====== Input rows
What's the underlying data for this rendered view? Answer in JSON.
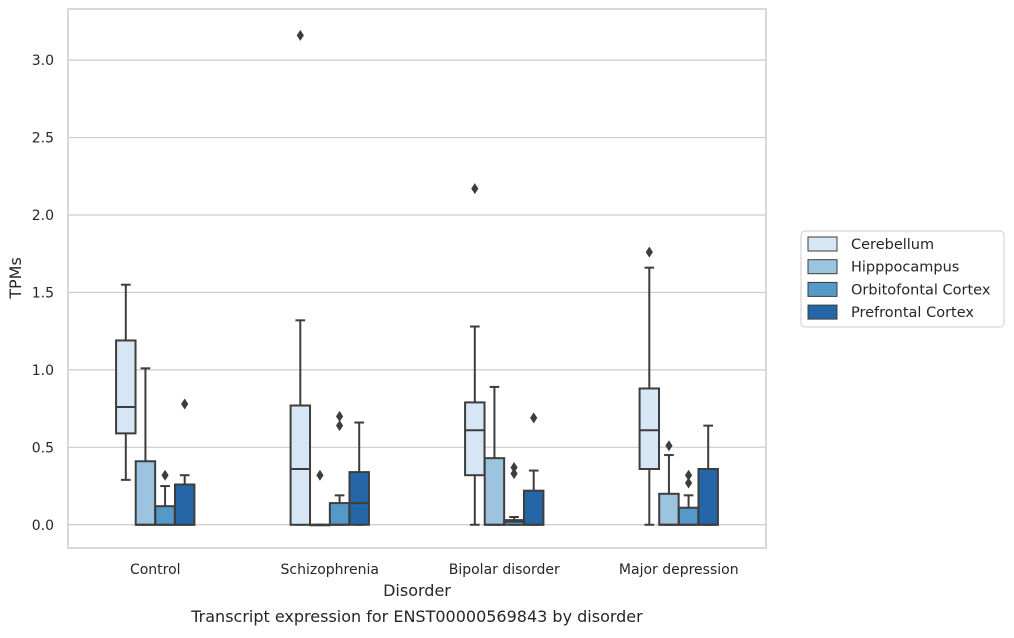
{
  "chart_data": {
    "type": "boxplot",
    "xlabel": "Disorder",
    "ylabel": "TPMs",
    "caption": "Transcript expression for ENST00000569843 by disorder",
    "ylim": [
      -0.15,
      3.33
    ],
    "yticks": [
      "0.0",
      "0.5",
      "1.0",
      "1.5",
      "2.0",
      "2.5",
      "3.0"
    ],
    "yticks_values": [
      0.0,
      0.5,
      1.0,
      1.5,
      2.0,
      2.5,
      3.0
    ],
    "grid": "horizontal",
    "legend_position": "right",
    "categories": [
      "Control",
      "Schizophrenia",
      "Bipolar disorder",
      "Major depression"
    ],
    "series": [
      {
        "name": "Cerebellum",
        "color": "#d6e6f4",
        "boxes": [
          {
            "whislo": 0.29,
            "q1": 0.59,
            "med": 0.76,
            "q3": 1.19,
            "whishi": 1.55,
            "fliers": []
          },
          {
            "whislo": 0.0,
            "q1": 0.0,
            "med": 0.36,
            "q3": 0.77,
            "whishi": 1.32,
            "fliers": [
              3.16
            ]
          },
          {
            "whislo": 0.0,
            "q1": 0.32,
            "med": 0.61,
            "q3": 0.79,
            "whishi": 1.28,
            "fliers": [
              2.17
            ]
          },
          {
            "whislo": 0.0,
            "q1": 0.36,
            "med": 0.61,
            "q3": 0.88,
            "whishi": 1.66,
            "fliers": [
              1.76
            ]
          }
        ]
      },
      {
        "name": "Hipppocampus",
        "color": "#9cc4de",
        "boxes": [
          {
            "whislo": 0.0,
            "q1": 0.0,
            "med": 0.0,
            "q3": 0.41,
            "whishi": 1.01,
            "fliers": []
          },
          {
            "whislo": 0.0,
            "q1": 0.0,
            "med": 0.0,
            "q3": 0.0,
            "whishi": 0.0,
            "fliers": [
              0.32
            ]
          },
          {
            "whislo": 0.0,
            "q1": 0.0,
            "med": 0.0,
            "q3": 0.43,
            "whishi": 0.89,
            "fliers": []
          },
          {
            "whislo": 0.0,
            "q1": 0.0,
            "med": 0.0,
            "q3": 0.2,
            "whishi": 0.45,
            "fliers": [
              0.51
            ]
          }
        ]
      },
      {
        "name": "Orbitofontal Cortex",
        "color": "#5499c7",
        "boxes": [
          {
            "whislo": 0.0,
            "q1": 0.0,
            "med": 0.0,
            "q3": 0.12,
            "whishi": 0.25,
            "fliers": [
              0.32
            ]
          },
          {
            "whislo": 0.0,
            "q1": 0.0,
            "med": 0.0,
            "q3": 0.14,
            "whishi": 0.19,
            "fliers": [
              0.64,
              0.7
            ]
          },
          {
            "whislo": 0.0,
            "q1": 0.0,
            "med": 0.02,
            "q3": 0.03,
            "whishi": 0.05,
            "fliers": [
              0.33,
              0.37
            ]
          },
          {
            "whislo": 0.0,
            "q1": 0.0,
            "med": 0.0,
            "q3": 0.11,
            "whishi": 0.19,
            "fliers": [
              0.27,
              0.32
            ]
          }
        ]
      },
      {
        "name": "Prefrontal Cortex",
        "color": "#2566a8",
        "boxes": [
          {
            "whislo": 0.0,
            "q1": 0.0,
            "med": 0.0,
            "q3": 0.26,
            "whishi": 0.32,
            "fliers": [
              0.78
            ]
          },
          {
            "whislo": 0.0,
            "q1": 0.0,
            "med": 0.14,
            "q3": 0.34,
            "whishi": 0.66,
            "fliers": []
          },
          {
            "whislo": 0.0,
            "q1": 0.0,
            "med": 0.0,
            "q3": 0.22,
            "whishi": 0.35,
            "fliers": [
              0.69
            ]
          },
          {
            "whislo": 0.0,
            "q1": 0.0,
            "med": 0.0,
            "q3": 0.36,
            "whishi": 0.64,
            "fliers": []
          }
        ]
      }
    ]
  },
  "style": {
    "edge_color": "#3d3d3d",
    "grid_color": "#cccccc",
    "frame_color": "#cccccc"
  }
}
============
Set task
Without the pictures, print the whole listing exactly as given.

Written answer
What's the underlying data for this rendered view? Answer in JSON.
{
  "chart_data": {
    "type": "boxplot",
    "xlabel": "Disorder",
    "ylabel": "TPMs",
    "caption": "Transcript expression for ENST00000569843 by disorder",
    "ylim": [
      -0.15,
      3.33
    ],
    "yticks": [
      "0.0",
      "0.5",
      "1.0",
      "1.5",
      "2.0",
      "2.5",
      "3.0"
    ],
    "yticks_values": [
      0.0,
      0.5,
      1.0,
      1.5,
      2.0,
      2.5,
      3.0
    ],
    "grid": "horizontal",
    "legend_position": "right",
    "categories": [
      "Control",
      "Schizophrenia",
      "Bipolar disorder",
      "Major depression"
    ],
    "series": [
      {
        "name": "Cerebellum",
        "color": "#d6e6f4",
        "boxes": [
          {
            "whislo": 0.29,
            "q1": 0.59,
            "med": 0.76,
            "q3": 1.19,
            "whishi": 1.55,
            "fliers": []
          },
          {
            "whislo": 0.0,
            "q1": 0.0,
            "med": 0.36,
            "q3": 0.77,
            "whishi": 1.32,
            "fliers": [
              3.16
            ]
          },
          {
            "whislo": 0.0,
            "q1": 0.32,
            "med": 0.61,
            "q3": 0.79,
            "whishi": 1.28,
            "fliers": [
              2.17
            ]
          },
          {
            "whislo": 0.0,
            "q1": 0.36,
            "med": 0.61,
            "q3": 0.88,
            "whishi": 1.66,
            "fliers": [
              1.76
            ]
          }
        ]
      },
      {
        "name": "Hipppocampus",
        "color": "#9cc4de",
        "boxes": [
          {
            "whislo": 0.0,
            "q1": 0.0,
            "med": 0.0,
            "q3": 0.41,
            "whishi": 1.01,
            "fliers": []
          },
          {
            "whislo": 0.0,
            "q1": 0.0,
            "med": 0.0,
            "q3": 0.0,
            "whishi": 0.0,
            "fliers": [
              0.32
            ]
          },
          {
            "whislo": 0.0,
            "q1": 0.0,
            "med": 0.0,
            "q3": 0.43,
            "whishi": 0.89,
            "fliers": []
          },
          {
            "whislo": 0.0,
            "q1": 0.0,
            "med": 0.0,
            "q3": 0.2,
            "whishi": 0.45,
            "fliers": [
              0.51
            ]
          }
        ]
      },
      {
        "name": "Orbitofontal Cortex",
        "color": "#5499c7",
        "boxes": [
          {
            "whislo": 0.0,
            "q1": 0.0,
            "med": 0.0,
            "q3": 0.12,
            "whishi": 0.25,
            "fliers": [
              0.32
            ]
          },
          {
            "whislo": 0.0,
            "q1": 0.0,
            "med": 0.0,
            "q3": 0.14,
            "whishi": 0.19,
            "fliers": [
              0.64,
              0.7
            ]
          },
          {
            "whislo": 0.0,
            "q1": 0.0,
            "med": 0.02,
            "q3": 0.03,
            "whishi": 0.05,
            "fliers": [
              0.33,
              0.37
            ]
          },
          {
            "whislo": 0.0,
            "q1": 0.0,
            "med": 0.0,
            "q3": 0.11,
            "whishi": 0.19,
            "fliers": [
              0.27,
              0.32
            ]
          }
        ]
      },
      {
        "name": "Prefrontal Cortex",
        "color": "#2566a8",
        "boxes": [
          {
            "whislo": 0.0,
            "q1": 0.0,
            "med": 0.0,
            "q3": 0.26,
            "whishi": 0.32,
            "fliers": [
              0.78
            ]
          },
          {
            "whislo": 0.0,
            "q1": 0.0,
            "med": 0.14,
            "q3": 0.34,
            "whishi": 0.66,
            "fliers": []
          },
          {
            "whislo": 0.0,
            "q1": 0.0,
            "med": 0.0,
            "q3": 0.22,
            "whishi": 0.35,
            "fliers": [
              0.69
            ]
          },
          {
            "whislo": 0.0,
            "q1": 0.0,
            "med": 0.0,
            "q3": 0.36,
            "whishi": 0.64,
            "fliers": []
          }
        ]
      }
    ]
  },
  "style": {
    "edge_color": "#3d3d3d",
    "grid_color": "#cccccc",
    "frame_color": "#cccccc"
  }
}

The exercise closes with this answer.